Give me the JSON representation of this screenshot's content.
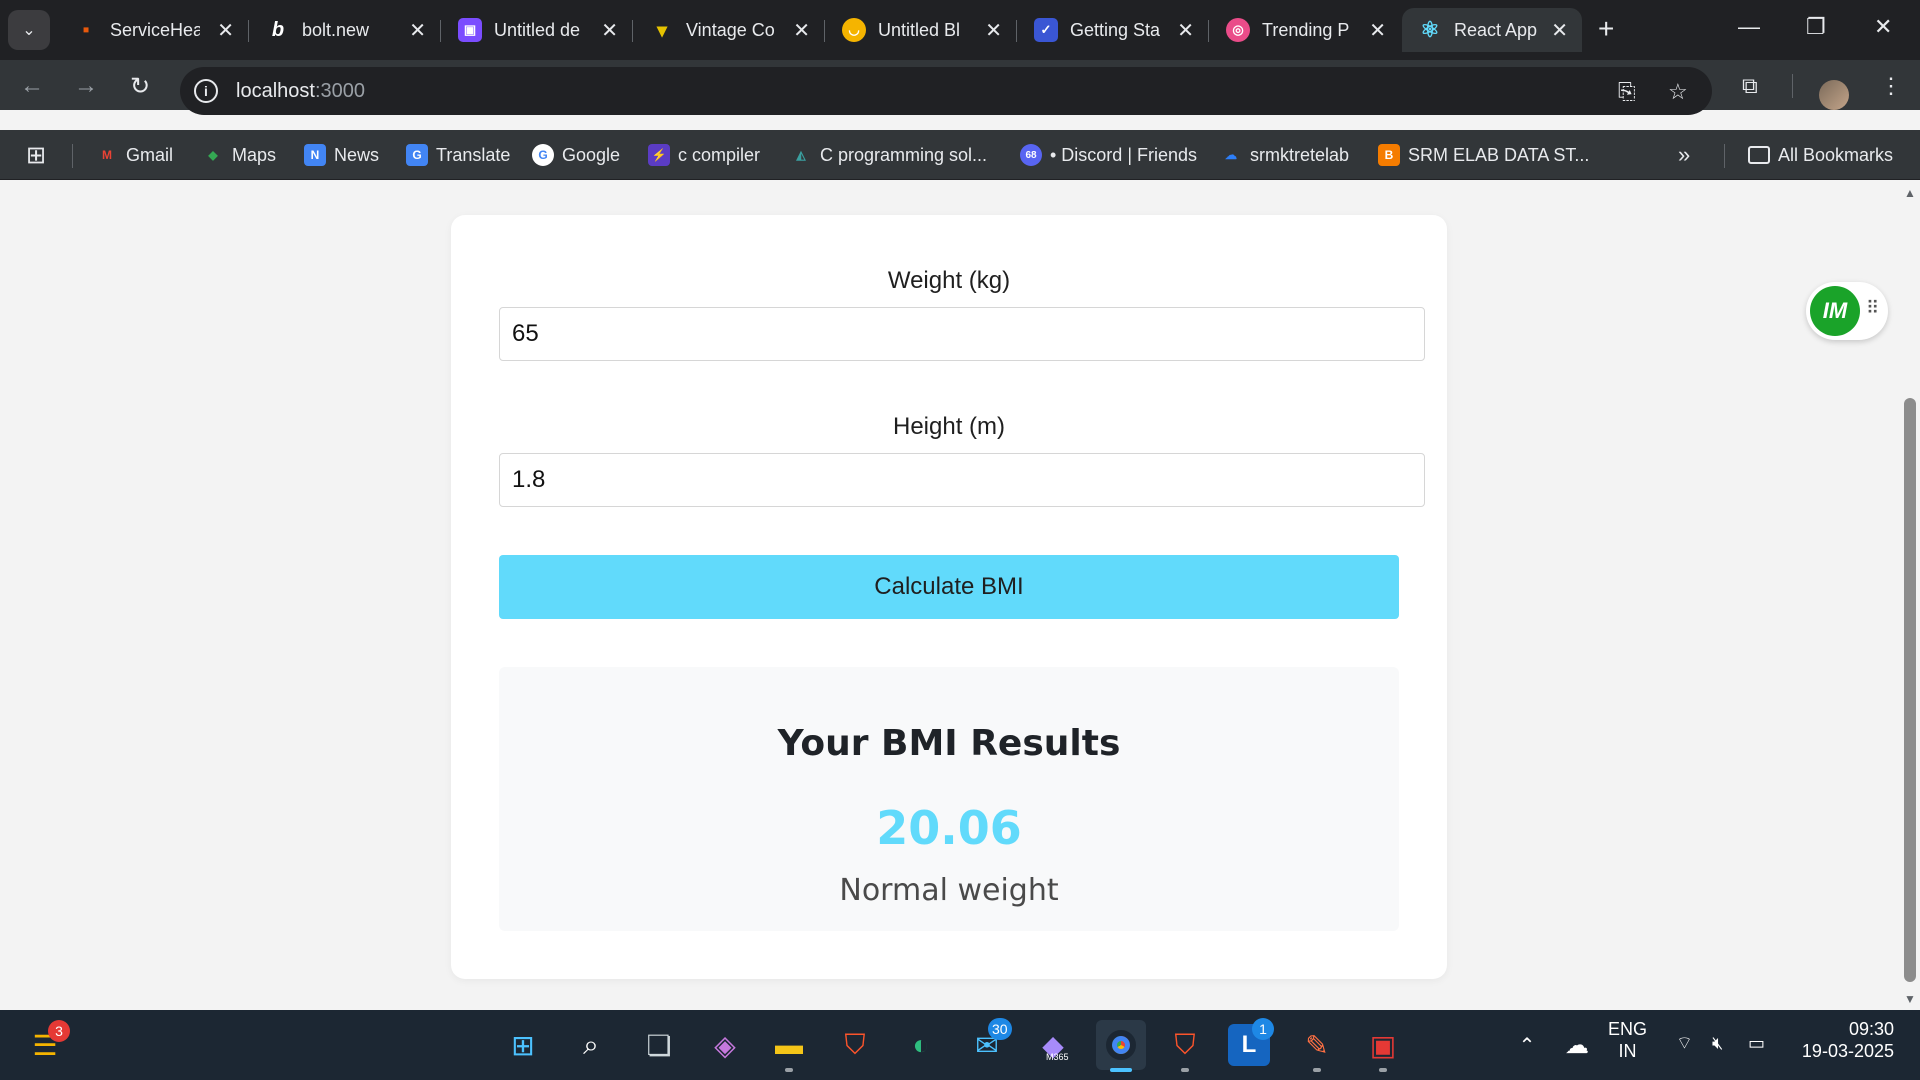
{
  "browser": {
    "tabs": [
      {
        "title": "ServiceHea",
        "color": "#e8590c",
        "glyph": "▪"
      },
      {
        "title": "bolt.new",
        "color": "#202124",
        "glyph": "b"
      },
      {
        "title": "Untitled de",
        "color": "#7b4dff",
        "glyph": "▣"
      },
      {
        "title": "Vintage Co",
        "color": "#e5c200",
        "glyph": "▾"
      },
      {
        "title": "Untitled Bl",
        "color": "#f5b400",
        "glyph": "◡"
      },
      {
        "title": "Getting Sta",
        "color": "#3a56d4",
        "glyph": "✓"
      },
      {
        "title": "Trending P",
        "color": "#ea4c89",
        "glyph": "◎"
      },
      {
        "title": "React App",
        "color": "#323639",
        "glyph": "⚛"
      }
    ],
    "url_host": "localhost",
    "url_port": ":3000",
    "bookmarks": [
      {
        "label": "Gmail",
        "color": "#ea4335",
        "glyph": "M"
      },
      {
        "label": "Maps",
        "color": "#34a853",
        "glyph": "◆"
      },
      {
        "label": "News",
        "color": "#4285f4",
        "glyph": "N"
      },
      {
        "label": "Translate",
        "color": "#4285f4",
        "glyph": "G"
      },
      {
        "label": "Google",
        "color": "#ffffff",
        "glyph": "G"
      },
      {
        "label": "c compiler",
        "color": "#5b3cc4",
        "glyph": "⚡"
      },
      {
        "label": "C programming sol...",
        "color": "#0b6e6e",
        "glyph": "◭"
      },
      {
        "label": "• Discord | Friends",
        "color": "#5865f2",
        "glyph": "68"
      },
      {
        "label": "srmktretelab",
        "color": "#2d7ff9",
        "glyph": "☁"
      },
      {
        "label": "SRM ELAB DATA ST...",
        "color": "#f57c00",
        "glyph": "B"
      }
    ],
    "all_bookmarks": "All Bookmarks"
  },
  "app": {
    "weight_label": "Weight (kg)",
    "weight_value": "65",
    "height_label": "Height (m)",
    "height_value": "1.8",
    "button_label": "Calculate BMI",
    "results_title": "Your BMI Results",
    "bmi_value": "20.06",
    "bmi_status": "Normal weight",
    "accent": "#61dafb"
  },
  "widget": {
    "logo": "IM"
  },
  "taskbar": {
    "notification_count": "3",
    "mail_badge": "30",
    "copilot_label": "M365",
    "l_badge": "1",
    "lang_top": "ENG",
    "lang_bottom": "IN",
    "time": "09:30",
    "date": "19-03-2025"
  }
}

> [TASK PROMPT] Repeat every record above exactly, but leave out any pictures.

> [RESPONSE BELOW]
Give me the JSON representation of this screenshot's content.
{
  "browser": {
    "tabs": [
      {
        "title": "ServiceHea",
        "color": "#e8590c",
        "glyph": "▪"
      },
      {
        "title": "bolt.new",
        "color": "#202124",
        "glyph": "b"
      },
      {
        "title": "Untitled de",
        "color": "#7b4dff",
        "glyph": "▣"
      },
      {
        "title": "Vintage Co",
        "color": "#e5c200",
        "glyph": "▾"
      },
      {
        "title": "Untitled Bl",
        "color": "#f5b400",
        "glyph": "◡"
      },
      {
        "title": "Getting Sta",
        "color": "#3a56d4",
        "glyph": "✓"
      },
      {
        "title": "Trending P",
        "color": "#ea4c89",
        "glyph": "◎"
      },
      {
        "title": "React App",
        "color": "#323639",
        "glyph": "⚛"
      }
    ],
    "url_host": "localhost",
    "url_port": ":3000",
    "bookmarks": [
      {
        "label": "Gmail",
        "color": "#ea4335",
        "glyph": "M"
      },
      {
        "label": "Maps",
        "color": "#34a853",
        "glyph": "◆"
      },
      {
        "label": "News",
        "color": "#4285f4",
        "glyph": "N"
      },
      {
        "label": "Translate",
        "color": "#4285f4",
        "glyph": "G"
      },
      {
        "label": "Google",
        "color": "#ffffff",
        "glyph": "G"
      },
      {
        "label": "c compiler",
        "color": "#5b3cc4",
        "glyph": "⚡"
      },
      {
        "label": "C programming sol...",
        "color": "#0b6e6e",
        "glyph": "◭"
      },
      {
        "label": "• Discord | Friends",
        "color": "#5865f2",
        "glyph": "68"
      },
      {
        "label": "srmktretelab",
        "color": "#2d7ff9",
        "glyph": "☁"
      },
      {
        "label": "SRM ELAB DATA ST...",
        "color": "#f57c00",
        "glyph": "B"
      }
    ],
    "all_bookmarks": "All Bookmarks"
  },
  "app": {
    "weight_label": "Weight (kg)",
    "weight_value": "65",
    "height_label": "Height (m)",
    "height_value": "1.8",
    "button_label": "Calculate BMI",
    "results_title": "Your BMI Results",
    "bmi_value": "20.06",
    "bmi_status": "Normal weight",
    "accent": "#61dafb"
  },
  "widget": {
    "logo": "IM"
  },
  "taskbar": {
    "notification_count": "3",
    "mail_badge": "30",
    "copilot_label": "M365",
    "l_badge": "1",
    "lang_top": "ENG",
    "lang_bottom": "IN",
    "time": "09:30",
    "date": "19-03-2025"
  }
}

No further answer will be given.